═════ PASSAGE PRÉSENTÉ ═════
Objectif Runes en plus (Bifrost 81)

Critiques |

La faute à un dossier Pierre Pelot des plus conséquents, une petite partie du cahier critique du Bifrost 81 se retrouve délocalisée sur le blog. Comme de coutume, on s'intéresse ici à des titres en marge des genres qui nous intéressent ou ayant échoué à nous convaincre complètement.

objr81-mystere.jpg Le Mystère Dyatlov

Anna Matveeva - Presses de la Cité - mars 2015 (roman inédit traduit du russe par V. Patte - 318 pp. GdF. 13,45 euros)

En février 1959, dans l’Oural, neuf jeunes gens bien entraînés, sept garçons et deux filles, partaient pour une randonnée sportive vers le Kholat-Siaskhyl , le mont des cadavres dans la langue mansi, l’ancien peuple autochtone. Ils ne reviendront jamais. On les retrouvera morts, certains gelés, d’autres ayant subi des coups, éparpillés hors de leur tente lacérée. Aucun ne portait ses chaussures.

C’était l’époque de Khrouchtchev, un moment de respiration après la mort de Staline. Mais aussi l’époque des escadrons de la mort à la recherche des zeks évadés, l’époque des tests de fusées et d’armes nucléaires. Une époque de secrets. L’enquête n’a permis aucune conclusion définitive, les parents des disparus ont dû se battre pour accéder aux quelques informations qu’on voulait bien leur donner.
═════ ENTRÉES RÉPERTORIÉES ═════
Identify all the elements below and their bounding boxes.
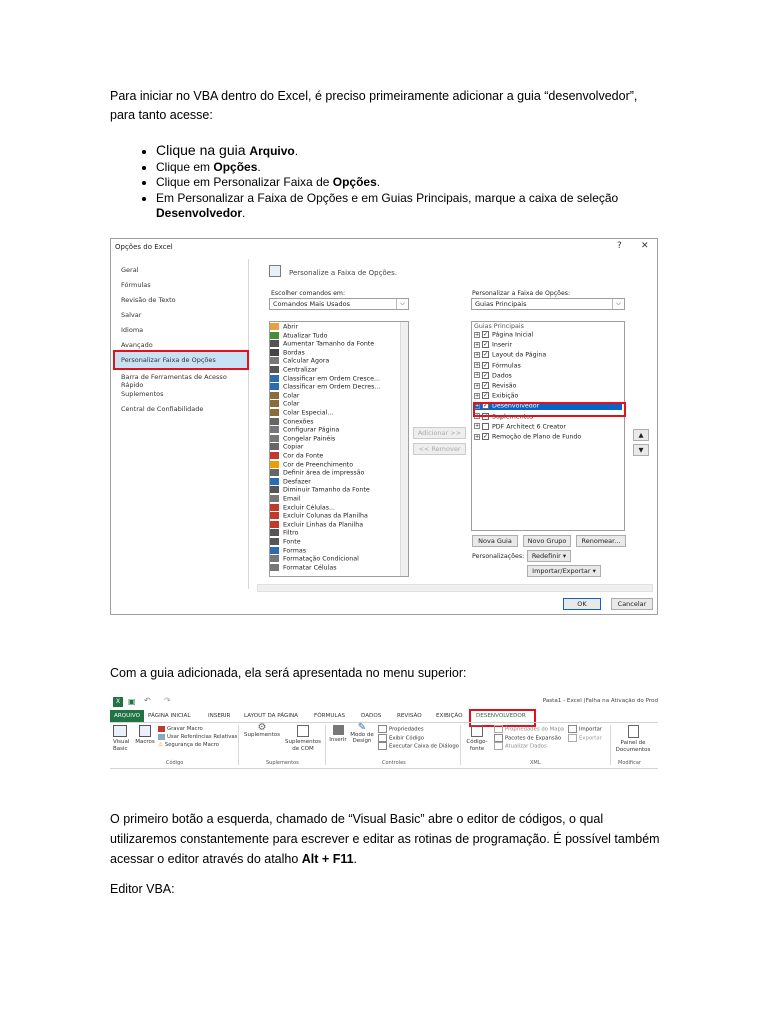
customizations-label: Personalizações: [472,553,525,560]
remove-button[interactable]: << Remover [413,443,466,455]
list-item[interactable]: Centralizar [270,366,317,374]
horizontal-scrollbar[interactable] [257,584,653,592]
divider [460,725,461,765]
list-item[interactable]: Conexões [270,418,314,426]
para2-line-1: O primeiro botão a esquerda, chamado de “Visual Basic” abre o editor de códigos, o qual [110,812,604,826]
tab-revisao[interactable]: REVISÃO [397,713,422,719]
import-icon [568,725,577,733]
com-addins-button[interactable]: Suplementos de COM [284,725,322,752]
list-item: • Clique na guia Arquivo. [156,143,626,160]
tab-desenvolvedor[interactable]: DESENVOLVEDOR [476,713,526,719]
rename-button[interactable]: Renomear... [576,535,626,547]
dialog-title: Opções do Excel [115,243,173,251]
para2-line-3: acessar o editor através do atalho Alt + F11. [110,852,358,866]
scrollbar[interactable] [400,322,408,577]
command-icon [270,461,279,468]
checkbox[interactable]: ✓ [483,412,489,420]
editor-label: Editor VBA: [110,882,175,896]
export-button[interactable]: Exportar [568,734,602,743]
new-tab-button[interactable]: Nova Guia [472,535,518,547]
command-icon [270,426,279,433]
ribbon-tabs-tree[interactable] [471,321,625,531]
list-item[interactable]: Email [270,495,300,503]
close-button[interactable]: ✕ [641,241,649,251]
move-down-button[interactable]: ▼ [633,444,649,456]
list-item[interactable]: Colar Especial... [270,409,333,417]
nav-item-central[interactable]: Central de Confiabilidade [121,405,204,413]
warning-icon: ⚠ [158,742,163,748]
tree-item[interactable]: + ✓ Revisão [475,382,517,390]
expand-icon[interactable]: + [475,362,480,369]
divider [325,725,326,765]
list-item[interactable]: Filtro [270,529,298,537]
macros-icon [139,725,151,737]
nav-item-personalizar[interactable]: Personalizar Faixa de Opções [121,356,216,364]
command-icon [270,547,279,554]
chevron-down-icon: ⌵ [612,299,624,309]
visual-basic-icon [113,725,127,737]
list-item[interactable]: Formatação Condicional [270,555,359,563]
list-item[interactable]: Formas [270,547,306,555]
expand-icon[interactable]: + [475,433,480,440]
command-icon [270,392,279,399]
tab-inserir[interactable]: INSERIR [208,713,231,719]
dialog-icon [378,742,387,750]
tree-item[interactable]: + PDF Architect 6 Creator [475,423,567,431]
xml-options [494,725,564,751]
grid-icon [158,734,165,740]
tree-item[interactable]: + ✓ Desenvolvedor [474,402,622,410]
list-item[interactable]: Copiar [270,443,303,451]
list-item: • Em Personalizar a Faixa de Opções e em Guias Principais, marque a caixa de seleção Desenvolvedor. [156,191,626,222]
command-icon [270,564,279,571]
import-button[interactable]: Importar [568,725,602,734]
map-icon [494,725,503,733]
excel-options-dialog [110,238,658,615]
toolbox-icon [333,725,344,735]
list-item[interactable]: Classificar em Ordem Cresce... [270,375,380,383]
export-icon [568,734,577,742]
divider [610,725,611,765]
group-label-codigo: Código [166,760,184,766]
code-icon [378,734,387,742]
list-item[interactable]: Colar [270,392,299,400]
command-icon [270,443,279,450]
tab-layout[interactable]: LAYOUT DA PÁGINA [244,713,298,719]
checkbox[interactable]: ✓ [483,433,489,440]
addins-button[interactable]: ⚙ Suplementos [244,722,280,738]
checkbox[interactable]: ✓ [483,341,489,349]
checkbox[interactable]: ✓ [483,361,489,369]
ok-button[interactable]: OK [563,598,601,610]
list-item[interactable]: Excluir Linhas da Planilha [270,521,363,529]
command-icon [270,495,279,502]
checkbox[interactable]: ✓ [483,371,489,379]
list-item[interactable]: Excluir Células... [270,504,335,512]
list-item[interactable]: Aumentar Tamanho da Fonte [270,340,374,348]
chevron-down-icon: ⌵ [396,299,408,309]
list-item[interactable]: Abrir [270,323,298,331]
command-icon [270,418,279,425]
nav-item-idioma[interactable]: Idioma [121,326,144,334]
view-code-button[interactable]: Exibir Código [378,734,459,743]
group-label-controles: Controles [382,760,406,766]
design-mode-icon: ✎ [357,722,367,733]
document-icon [628,725,639,738]
command-icon [270,452,279,459]
checkbox[interactable]: ✓ [483,331,489,338]
customize-ribbon-icon [269,265,281,277]
tree-item[interactable]: + ✓ Layout da Página [475,351,547,359]
steps-list [110,143,626,222]
list-item[interactable]: Colar [270,400,299,408]
group-label-modificar: Modificar [618,760,641,766]
design-mode-button[interactable]: ✎ Modo de Design [350,722,374,744]
nav-item-geral[interactable]: Geral [121,266,139,274]
list-item[interactable]: Diminuir Tamanho da Fonte [270,486,370,494]
gear-icon: ⚙ [257,722,267,733]
command-icon [270,375,279,382]
expand-icon[interactable]: + [475,341,480,348]
nav-item-salvar[interactable]: Salvar [121,311,142,319]
tab-exibicao[interactable]: EXIBIÇÃO [436,713,463,719]
undo-icon[interactable]: ↶ [144,696,151,705]
list-item[interactable]: Atualizar Tudo [270,332,328,340]
properties-icon [378,725,387,733]
command-icon [270,512,279,519]
new-group-button[interactable]: Novo Grupo [523,535,571,547]
command-icon [270,332,279,339]
expand-icon[interactable]: + [475,331,480,338]
window-title: Pasta1 - Excel (Falha na Ativação do Prod [542,698,658,704]
macro-options [158,725,237,749]
tab-dados[interactable]: DADOS [361,713,382,719]
list-item[interactable]: Desfazer [270,478,311,486]
list-item[interactable]: Cor de Preenchimento [270,461,353,469]
divider [238,725,239,765]
refresh-data-button[interactable]: Atualizar Dados [494,742,564,751]
command-icon [270,435,279,442]
add-button[interactable]: Adicionar >> [413,427,466,439]
checkbox[interactable]: ✓ [483,392,489,400]
nav-item-avancado[interactable]: Avançado [121,341,153,349]
tree-item[interactable]: + ✓ Suplementos [475,412,534,421]
checkbox[interactable]: ✓ [483,351,489,359]
tab-arquivo[interactable]: ARQUIVO [110,710,144,722]
expand-icon[interactable]: + [475,413,480,420]
checkbox[interactable]: ✓ [483,402,489,410]
expand-icon[interactable]: + [475,351,480,358]
list-item: • Clique em Personalizar Faixa de Opções. [156,175,626,191]
command-icon [270,383,279,390]
list-item[interactable]: Definir área de impressão [270,469,364,477]
move-up-button[interactable]: ▲ [633,429,649,441]
expand-icon[interactable]: + [475,402,480,409]
xml-import-export [568,725,602,742]
expand-icon[interactable]: + [475,382,480,389]
nav-item-revisao[interactable]: Revisão de Texto [121,296,176,304]
list-item[interactable]: Calcular Agora [270,357,329,365]
group-label-xml: XML [530,760,541,766]
tree-header: Guias Principais [474,323,524,330]
command-icon [270,400,279,407]
command-icon [270,521,279,528]
expand-icon[interactable]: + [475,372,480,379]
record-macro-button[interactable]: Gravar Macro [158,725,237,733]
refresh-icon [494,742,503,750]
highlight-box [473,402,626,420]
source-button[interactable]: Código- fonte [463,725,491,752]
ribbon-tabs [110,710,658,722]
help-button[interactable]: ? [617,241,622,251]
tree-item[interactable]: + ✓ Página Inicial [475,331,534,339]
macros-button[interactable]: Macros [134,725,156,746]
document-panel-button[interactable]: Painel de Documentos [612,725,654,753]
list-item[interactable]: Excluir Colunas da Planilha [270,512,368,520]
list-item: • Clique em Opções. [156,160,626,176]
command-icon [270,478,279,485]
options-nav [113,259,249,589]
cancel-button[interactable]: Cancelar [611,598,653,610]
save-icon[interactable]: ▣ [128,697,136,706]
reset-button[interactable]: Redefinir ▾ [527,550,571,562]
control-options [378,725,459,751]
command-icon [270,529,279,536]
macro-security-button[interactable]: ⚠ Segurança de Macro [158,742,220,748]
com-addins-icon [297,725,309,737]
nav-item-formulas[interactable]: Fórmulas [121,281,151,289]
customize-ribbon-select[interactable]: Guias Principais ⌵ [471,298,625,310]
expansion-packs-button[interactable]: Pacotes de Expansão [494,734,564,743]
tab-pagina-inicial[interactable]: PÁGINA INICIAL [148,713,191,719]
ribbon-groups [110,722,658,769]
record-icon [158,726,165,732]
command-icon [270,323,279,330]
choose-label: Escolher comandos em: [271,290,346,297]
tree-item[interactable]: + ✓ Remoção de Plano de Fundo [475,433,582,441]
tree-item[interactable]: + ✓ Exibição [475,392,519,400]
checkbox[interactable]: ✓ [483,382,489,389]
choose-commands-select[interactable]: Comandos Mais Usados ⌵ [269,298,409,310]
list-item[interactable]: Cor da Fonte [270,452,323,460]
group-label-suplementos: Suplementos [266,760,299,766]
section-heading: Personalize a Faixa de Opções. [289,269,397,277]
excel-logo-icon: X [113,697,123,707]
nav-item-barra-acesso[interactable]: Barra de Ferramentas de Acesso Rápido [121,373,227,389]
list-item[interactable]: Fonte [270,538,301,546]
tree-item[interactable]: + ✓ Fórmulas [475,361,521,370]
redo-icon[interactable]: ↷ [164,696,171,705]
nav-item-suplementos[interactable]: Suplementos [121,390,164,398]
list-item[interactable]: Classificar em Ordem Decres... [270,383,380,391]
checkbox[interactable] [482,423,489,430]
tree-item[interactable]: + ✓ Inserir [475,341,512,349]
excel-ribbon [110,694,658,769]
command-icon [270,469,279,476]
xml-source-icon [471,725,483,737]
command-icon [270,409,279,416]
import-export-button[interactable]: Importar/Exportar ▾ [527,565,601,577]
para2-line-2: utilizaremos constantemente para escrever e editar as rotinas de programação. É possível também [110,832,660,846]
package-icon [494,734,503,742]
visual-basic-button[interactable]: Visual Basic [113,725,127,752]
list-item[interactable]: Bordas [270,349,305,357]
properties-button[interactable]: Propriedades [378,725,459,734]
list-item[interactable]: Congelar Painéis [270,435,335,443]
relative-ref-button[interactable]: Usar Referências Relativas [158,733,237,741]
expand-icon[interactable]: + [475,423,480,430]
command-icon [270,504,279,511]
tab-formulas[interactable]: FÓRMULAS [314,713,346,719]
run-dialog-button[interactable]: Executar Caixa de Diálogo [378,742,459,751]
command-icon [270,486,279,493]
map-properties-button[interactable]: Propriedades do Mapa [494,725,564,734]
command-icon [270,366,279,373]
tree-item[interactable]: + ✓ Dados [475,371,512,380]
list-item[interactable]: Formatar Células [270,564,337,572]
commands-list[interactable] [269,321,409,577]
ribbon-intro-text: Com a guia adicionada, ela será apresentada no menu superior: [110,666,467,680]
expand-icon[interactable]: + [475,392,480,399]
insert-control-button[interactable]: Inserir [328,725,348,744]
intro-line-2: para tanto acesse: [110,108,213,122]
list-item[interactable]: Configurar Página [270,426,339,434]
command-icon [270,538,279,545]
custom-label: Personalizar a Faixa de Opções: [472,290,571,297]
intro-line-1: Para iniciar no VBA dentro do Excel, é preciso primeiramente adicionar a guia “desenvolvedor”, [110,89,638,103]
command-icon [270,555,279,562]
command-icon [270,357,279,364]
command-icon [270,349,279,356]
command-icon [270,340,279,347]
highlight-box [113,350,249,370]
═════
À FAIRE:
a: Modifiez le passage en le reprenant de « La faute à un » jusqu'à « GdF. 13,45 euros) » inclus, et remplacez-y « blog » par « site ».
b: Reproduisez à l'identique les lignes de la liste, de la ligne qui contient « customizations-label: Personalizações: [472,553,525,560] » jusqu'à celle qui contient « rename-button[interactable]: Renomear... [576,535,626,547] » incluse.
Le passage et la liste proviennent de sources distinctes.

RÉPONSES PAR TÂCHE:
a:
La faute à un dossier Pierre Pelot des plus conséquents, une petite partie du cahier critique du Bifrost 81 se retrouve délocalisée sur le site. Comme de coutume, on s'intéresse ici à des titres en marge des genres qui nous intéressent ou ayant échoué à nous convaincre complètement.

objr81-mystere.jpg Le Mystère Dyatlov

Anna Matveeva - Presses de la Cité - mars 2015 (roman inédit traduit du russe par V. Patte - 318 pp. GdF. 13,45 euros)

b:
customizations-label: Personalizações: [472,553,525,560]
remove-button[interactable]: << Remover [413,443,466,455]
list-item[interactable]: Centralizar [270,366,317,374]
horizontal-scrollbar[interactable] [257,584,653,592]
divider [460,725,461,765]
list-item[interactable]: Conexões [270,418,314,426]
para2-line-1: O primeiro botão a esquerda, chamado de “Visual Basic” abre o editor de códigos, o qual [110,812,604,826]
tab-revisao[interactable]: REVISÃO [397,713,422,719]
import-icon [568,725,577,733]
com-addins-button[interactable]: Suplementos de COM [284,725,322,752]
list-item: • Clique na guia Arquivo. [156,143,626,160]
tab-desenvolvedor[interactable]: DESENVOLVEDOR [476,713,526,719]
rename-button[interactable]: Renomear... [576,535,626,547]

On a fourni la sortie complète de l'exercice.